═════ RECORDS TO USE
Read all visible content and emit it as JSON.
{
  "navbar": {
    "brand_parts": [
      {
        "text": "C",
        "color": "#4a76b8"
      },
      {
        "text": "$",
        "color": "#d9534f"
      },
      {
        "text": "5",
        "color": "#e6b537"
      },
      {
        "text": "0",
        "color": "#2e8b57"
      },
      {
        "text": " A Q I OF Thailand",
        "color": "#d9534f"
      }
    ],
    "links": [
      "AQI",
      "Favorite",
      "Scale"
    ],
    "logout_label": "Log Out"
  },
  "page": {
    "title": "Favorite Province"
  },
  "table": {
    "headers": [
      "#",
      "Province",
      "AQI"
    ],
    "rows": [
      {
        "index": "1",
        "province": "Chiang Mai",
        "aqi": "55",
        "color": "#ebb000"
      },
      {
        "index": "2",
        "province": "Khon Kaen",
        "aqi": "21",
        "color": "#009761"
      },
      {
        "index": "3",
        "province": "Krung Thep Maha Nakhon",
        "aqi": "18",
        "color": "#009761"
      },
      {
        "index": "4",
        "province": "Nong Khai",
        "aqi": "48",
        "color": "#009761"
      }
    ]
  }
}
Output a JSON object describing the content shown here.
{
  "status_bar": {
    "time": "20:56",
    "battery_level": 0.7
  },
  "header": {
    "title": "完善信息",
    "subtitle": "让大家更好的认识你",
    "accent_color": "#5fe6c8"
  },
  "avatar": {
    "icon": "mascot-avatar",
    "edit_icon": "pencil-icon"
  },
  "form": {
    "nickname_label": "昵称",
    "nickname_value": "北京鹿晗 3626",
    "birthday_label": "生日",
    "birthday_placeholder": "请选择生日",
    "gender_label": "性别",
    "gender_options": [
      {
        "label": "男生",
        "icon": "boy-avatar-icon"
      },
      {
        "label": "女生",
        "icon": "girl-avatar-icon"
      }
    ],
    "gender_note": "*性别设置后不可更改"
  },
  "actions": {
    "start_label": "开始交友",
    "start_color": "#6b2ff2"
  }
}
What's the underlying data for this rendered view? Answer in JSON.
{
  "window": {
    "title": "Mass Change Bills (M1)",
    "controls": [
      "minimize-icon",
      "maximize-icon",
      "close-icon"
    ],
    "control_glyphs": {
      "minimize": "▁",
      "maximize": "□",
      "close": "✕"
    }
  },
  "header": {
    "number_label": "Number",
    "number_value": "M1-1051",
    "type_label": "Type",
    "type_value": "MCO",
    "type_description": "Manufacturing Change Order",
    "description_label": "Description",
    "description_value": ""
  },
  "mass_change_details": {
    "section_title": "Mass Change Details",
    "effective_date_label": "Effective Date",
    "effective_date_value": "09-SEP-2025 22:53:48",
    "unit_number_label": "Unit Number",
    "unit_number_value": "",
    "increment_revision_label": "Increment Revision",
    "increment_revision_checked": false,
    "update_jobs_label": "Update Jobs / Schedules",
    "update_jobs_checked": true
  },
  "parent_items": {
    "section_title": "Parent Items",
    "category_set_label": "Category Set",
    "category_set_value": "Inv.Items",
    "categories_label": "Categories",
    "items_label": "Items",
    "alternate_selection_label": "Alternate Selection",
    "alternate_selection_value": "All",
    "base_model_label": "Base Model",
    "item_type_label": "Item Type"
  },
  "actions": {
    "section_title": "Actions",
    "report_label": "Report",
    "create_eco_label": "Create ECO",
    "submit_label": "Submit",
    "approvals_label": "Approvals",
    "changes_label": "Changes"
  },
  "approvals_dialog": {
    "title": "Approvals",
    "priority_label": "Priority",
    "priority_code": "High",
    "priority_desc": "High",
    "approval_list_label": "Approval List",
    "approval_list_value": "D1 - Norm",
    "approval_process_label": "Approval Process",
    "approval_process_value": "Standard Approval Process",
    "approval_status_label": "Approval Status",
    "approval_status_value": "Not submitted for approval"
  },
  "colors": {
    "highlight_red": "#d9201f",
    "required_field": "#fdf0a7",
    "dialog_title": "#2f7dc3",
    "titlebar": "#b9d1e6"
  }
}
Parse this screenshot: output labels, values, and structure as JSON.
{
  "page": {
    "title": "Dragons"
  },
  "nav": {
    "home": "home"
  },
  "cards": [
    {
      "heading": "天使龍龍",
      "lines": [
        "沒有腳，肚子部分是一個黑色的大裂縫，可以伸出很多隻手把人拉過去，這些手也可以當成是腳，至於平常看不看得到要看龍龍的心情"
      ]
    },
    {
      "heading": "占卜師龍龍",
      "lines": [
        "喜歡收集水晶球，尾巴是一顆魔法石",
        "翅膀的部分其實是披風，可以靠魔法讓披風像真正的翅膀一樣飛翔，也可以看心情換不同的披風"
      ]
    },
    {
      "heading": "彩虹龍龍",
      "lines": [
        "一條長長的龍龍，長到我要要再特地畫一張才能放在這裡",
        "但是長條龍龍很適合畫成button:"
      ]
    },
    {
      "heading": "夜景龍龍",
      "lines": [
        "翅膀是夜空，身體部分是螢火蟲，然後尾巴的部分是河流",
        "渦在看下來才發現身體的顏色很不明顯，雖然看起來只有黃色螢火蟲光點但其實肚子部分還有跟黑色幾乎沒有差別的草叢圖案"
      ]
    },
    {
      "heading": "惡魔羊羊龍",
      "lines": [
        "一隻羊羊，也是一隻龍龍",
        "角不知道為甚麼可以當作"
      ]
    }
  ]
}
══════════
▸ REQUIRED TASK: Work out the count of lines containing the word "this", then write only that count.

▸ TASK RESPONSE: 2